[start of Stored records]

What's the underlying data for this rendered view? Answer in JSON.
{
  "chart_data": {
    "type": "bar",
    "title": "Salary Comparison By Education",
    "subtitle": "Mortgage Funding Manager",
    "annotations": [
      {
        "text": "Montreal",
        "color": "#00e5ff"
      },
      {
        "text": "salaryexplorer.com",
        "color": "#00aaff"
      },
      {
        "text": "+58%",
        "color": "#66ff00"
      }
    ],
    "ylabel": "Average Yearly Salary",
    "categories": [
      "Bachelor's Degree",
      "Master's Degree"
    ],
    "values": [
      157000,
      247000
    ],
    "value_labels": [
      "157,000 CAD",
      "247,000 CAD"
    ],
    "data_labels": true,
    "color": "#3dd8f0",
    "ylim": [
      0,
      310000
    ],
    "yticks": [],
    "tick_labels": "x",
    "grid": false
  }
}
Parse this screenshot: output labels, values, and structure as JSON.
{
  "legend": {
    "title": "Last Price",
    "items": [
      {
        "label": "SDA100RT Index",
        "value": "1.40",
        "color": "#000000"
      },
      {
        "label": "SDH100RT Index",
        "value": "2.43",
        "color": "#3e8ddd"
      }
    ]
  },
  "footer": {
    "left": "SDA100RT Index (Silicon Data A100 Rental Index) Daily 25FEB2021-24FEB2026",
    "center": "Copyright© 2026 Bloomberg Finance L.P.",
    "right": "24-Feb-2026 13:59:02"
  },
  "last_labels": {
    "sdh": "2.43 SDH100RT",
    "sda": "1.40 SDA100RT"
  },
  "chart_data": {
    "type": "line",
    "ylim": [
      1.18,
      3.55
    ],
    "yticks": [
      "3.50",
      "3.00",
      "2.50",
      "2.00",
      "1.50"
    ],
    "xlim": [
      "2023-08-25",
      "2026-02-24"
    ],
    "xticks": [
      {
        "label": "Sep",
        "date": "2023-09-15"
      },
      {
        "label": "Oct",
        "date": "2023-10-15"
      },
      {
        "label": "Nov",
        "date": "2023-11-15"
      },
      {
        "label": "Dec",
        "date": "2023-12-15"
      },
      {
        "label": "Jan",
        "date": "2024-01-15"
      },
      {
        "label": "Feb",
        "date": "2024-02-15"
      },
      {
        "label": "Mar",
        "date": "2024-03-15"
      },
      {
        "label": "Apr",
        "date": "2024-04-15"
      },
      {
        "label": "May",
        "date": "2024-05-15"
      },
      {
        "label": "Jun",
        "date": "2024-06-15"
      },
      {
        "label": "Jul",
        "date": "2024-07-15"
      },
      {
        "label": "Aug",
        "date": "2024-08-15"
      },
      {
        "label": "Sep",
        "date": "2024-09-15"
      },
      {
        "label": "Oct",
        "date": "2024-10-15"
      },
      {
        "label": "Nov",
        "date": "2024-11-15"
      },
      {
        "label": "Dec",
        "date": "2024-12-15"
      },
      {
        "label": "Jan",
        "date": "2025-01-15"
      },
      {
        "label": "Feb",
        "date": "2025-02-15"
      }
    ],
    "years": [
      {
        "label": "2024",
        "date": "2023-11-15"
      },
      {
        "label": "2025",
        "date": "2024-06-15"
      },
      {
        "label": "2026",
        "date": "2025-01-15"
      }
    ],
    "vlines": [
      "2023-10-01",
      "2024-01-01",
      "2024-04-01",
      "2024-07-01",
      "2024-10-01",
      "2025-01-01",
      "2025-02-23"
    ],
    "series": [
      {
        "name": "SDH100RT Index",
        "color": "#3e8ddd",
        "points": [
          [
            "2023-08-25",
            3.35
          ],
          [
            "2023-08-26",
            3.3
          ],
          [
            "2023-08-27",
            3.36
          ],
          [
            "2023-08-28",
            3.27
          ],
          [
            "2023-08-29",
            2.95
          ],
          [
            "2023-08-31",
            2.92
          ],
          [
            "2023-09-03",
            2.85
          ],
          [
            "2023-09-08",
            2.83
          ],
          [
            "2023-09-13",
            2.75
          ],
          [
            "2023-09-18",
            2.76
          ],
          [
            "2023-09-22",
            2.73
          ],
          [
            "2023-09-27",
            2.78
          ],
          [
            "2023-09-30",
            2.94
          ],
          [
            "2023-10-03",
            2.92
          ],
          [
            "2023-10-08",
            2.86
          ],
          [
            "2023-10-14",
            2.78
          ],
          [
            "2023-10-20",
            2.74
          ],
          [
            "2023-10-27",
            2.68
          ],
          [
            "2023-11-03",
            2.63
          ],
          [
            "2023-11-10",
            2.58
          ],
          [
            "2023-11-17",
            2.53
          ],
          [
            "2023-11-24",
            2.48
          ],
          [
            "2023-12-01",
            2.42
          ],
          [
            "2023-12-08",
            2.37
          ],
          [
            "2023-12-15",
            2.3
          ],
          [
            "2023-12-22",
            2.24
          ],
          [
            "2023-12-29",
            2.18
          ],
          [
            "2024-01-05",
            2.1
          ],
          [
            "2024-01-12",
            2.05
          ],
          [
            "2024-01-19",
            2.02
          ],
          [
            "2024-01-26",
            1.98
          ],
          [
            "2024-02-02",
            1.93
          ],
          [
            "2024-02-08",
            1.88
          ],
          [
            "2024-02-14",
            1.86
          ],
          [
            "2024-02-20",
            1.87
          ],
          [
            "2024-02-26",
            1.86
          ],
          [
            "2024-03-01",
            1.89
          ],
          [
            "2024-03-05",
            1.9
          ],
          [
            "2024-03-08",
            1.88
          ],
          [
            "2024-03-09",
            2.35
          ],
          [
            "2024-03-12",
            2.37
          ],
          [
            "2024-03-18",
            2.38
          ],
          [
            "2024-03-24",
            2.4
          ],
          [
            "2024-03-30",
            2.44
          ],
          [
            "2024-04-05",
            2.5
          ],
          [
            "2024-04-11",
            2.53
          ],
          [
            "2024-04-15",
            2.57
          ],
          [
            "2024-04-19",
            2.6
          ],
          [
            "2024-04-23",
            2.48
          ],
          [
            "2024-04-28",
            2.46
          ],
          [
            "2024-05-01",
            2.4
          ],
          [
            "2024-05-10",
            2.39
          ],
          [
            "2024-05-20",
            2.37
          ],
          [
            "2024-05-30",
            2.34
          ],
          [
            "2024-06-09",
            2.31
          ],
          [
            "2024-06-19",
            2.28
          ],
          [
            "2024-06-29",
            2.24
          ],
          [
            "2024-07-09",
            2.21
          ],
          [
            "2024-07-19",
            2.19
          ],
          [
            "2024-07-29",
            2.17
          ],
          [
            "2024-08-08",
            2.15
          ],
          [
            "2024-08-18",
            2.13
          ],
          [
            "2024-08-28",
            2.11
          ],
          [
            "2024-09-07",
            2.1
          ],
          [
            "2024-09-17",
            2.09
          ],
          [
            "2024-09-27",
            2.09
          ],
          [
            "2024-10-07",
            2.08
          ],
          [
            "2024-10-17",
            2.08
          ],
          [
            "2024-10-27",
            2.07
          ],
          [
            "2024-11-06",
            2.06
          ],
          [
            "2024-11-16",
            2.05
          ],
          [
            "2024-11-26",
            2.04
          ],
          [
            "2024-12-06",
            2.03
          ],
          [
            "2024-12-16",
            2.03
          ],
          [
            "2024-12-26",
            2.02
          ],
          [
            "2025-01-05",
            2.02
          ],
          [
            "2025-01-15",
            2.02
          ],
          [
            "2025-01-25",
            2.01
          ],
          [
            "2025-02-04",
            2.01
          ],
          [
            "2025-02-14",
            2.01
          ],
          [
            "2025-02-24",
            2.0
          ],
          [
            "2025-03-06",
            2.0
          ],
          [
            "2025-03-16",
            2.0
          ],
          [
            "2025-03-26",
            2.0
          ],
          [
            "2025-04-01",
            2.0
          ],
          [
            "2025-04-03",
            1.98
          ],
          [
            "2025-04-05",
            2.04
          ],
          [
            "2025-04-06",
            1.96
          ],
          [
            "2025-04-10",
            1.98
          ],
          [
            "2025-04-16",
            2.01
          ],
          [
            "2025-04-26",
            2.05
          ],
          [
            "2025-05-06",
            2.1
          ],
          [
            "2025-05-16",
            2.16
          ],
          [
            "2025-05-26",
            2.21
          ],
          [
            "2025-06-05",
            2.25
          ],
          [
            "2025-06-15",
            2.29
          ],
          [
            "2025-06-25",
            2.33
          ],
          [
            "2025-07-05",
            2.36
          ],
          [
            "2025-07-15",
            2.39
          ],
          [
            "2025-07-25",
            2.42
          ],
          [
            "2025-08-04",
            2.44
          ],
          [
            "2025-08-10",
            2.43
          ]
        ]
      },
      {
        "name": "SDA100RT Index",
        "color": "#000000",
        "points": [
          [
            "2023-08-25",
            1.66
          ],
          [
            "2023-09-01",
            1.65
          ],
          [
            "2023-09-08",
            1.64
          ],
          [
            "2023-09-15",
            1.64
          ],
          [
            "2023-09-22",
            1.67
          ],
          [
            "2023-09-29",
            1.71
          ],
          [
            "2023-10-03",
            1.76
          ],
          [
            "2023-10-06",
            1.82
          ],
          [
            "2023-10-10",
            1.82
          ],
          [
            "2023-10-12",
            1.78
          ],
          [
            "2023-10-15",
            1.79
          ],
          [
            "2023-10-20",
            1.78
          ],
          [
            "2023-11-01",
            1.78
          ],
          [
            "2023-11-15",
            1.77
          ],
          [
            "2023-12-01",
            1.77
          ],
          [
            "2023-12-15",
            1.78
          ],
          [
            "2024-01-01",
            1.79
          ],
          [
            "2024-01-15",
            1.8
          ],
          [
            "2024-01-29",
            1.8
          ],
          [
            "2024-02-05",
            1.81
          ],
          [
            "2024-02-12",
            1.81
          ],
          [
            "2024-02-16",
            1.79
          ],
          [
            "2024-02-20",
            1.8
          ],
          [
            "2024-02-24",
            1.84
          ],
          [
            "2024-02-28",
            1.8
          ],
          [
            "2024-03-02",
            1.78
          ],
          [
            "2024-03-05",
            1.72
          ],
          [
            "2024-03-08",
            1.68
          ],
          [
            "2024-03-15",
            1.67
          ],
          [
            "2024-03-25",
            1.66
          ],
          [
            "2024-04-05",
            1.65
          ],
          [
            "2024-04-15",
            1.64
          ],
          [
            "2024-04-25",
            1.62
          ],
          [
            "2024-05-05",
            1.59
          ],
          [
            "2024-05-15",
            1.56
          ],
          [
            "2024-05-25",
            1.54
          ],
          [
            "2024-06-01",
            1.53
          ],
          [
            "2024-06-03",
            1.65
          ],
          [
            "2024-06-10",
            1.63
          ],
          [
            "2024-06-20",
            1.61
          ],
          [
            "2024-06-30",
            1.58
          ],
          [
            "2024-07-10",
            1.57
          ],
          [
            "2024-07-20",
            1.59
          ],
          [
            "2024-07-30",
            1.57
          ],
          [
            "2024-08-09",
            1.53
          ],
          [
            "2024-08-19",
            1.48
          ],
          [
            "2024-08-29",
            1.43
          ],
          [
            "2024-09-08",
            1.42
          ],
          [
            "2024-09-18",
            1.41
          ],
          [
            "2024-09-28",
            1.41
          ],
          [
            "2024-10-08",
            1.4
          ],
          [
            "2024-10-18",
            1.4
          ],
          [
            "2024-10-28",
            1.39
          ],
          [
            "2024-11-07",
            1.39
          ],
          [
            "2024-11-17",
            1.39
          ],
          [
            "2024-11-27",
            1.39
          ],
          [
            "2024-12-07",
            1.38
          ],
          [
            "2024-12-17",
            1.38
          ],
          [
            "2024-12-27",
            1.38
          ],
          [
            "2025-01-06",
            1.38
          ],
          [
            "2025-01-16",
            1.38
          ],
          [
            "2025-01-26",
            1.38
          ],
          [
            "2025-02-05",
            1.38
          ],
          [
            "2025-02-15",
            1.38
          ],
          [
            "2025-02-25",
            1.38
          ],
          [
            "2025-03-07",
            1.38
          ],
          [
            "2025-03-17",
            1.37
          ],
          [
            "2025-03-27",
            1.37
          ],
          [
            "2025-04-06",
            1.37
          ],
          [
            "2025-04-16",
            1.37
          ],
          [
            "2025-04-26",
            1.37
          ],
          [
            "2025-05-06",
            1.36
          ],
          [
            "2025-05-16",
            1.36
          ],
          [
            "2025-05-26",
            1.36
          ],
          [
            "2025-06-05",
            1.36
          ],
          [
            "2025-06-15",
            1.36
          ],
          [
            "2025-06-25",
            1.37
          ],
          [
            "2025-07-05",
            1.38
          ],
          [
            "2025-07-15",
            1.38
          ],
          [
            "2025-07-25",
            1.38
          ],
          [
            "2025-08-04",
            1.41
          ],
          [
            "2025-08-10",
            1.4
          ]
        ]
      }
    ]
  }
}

[end of Stored records]

What to work on
Pull out every line of the entries that includes the word "text".

Final result
        "text": "Montreal",
        "text": "salaryexplorer.com",
        "text": "+58%",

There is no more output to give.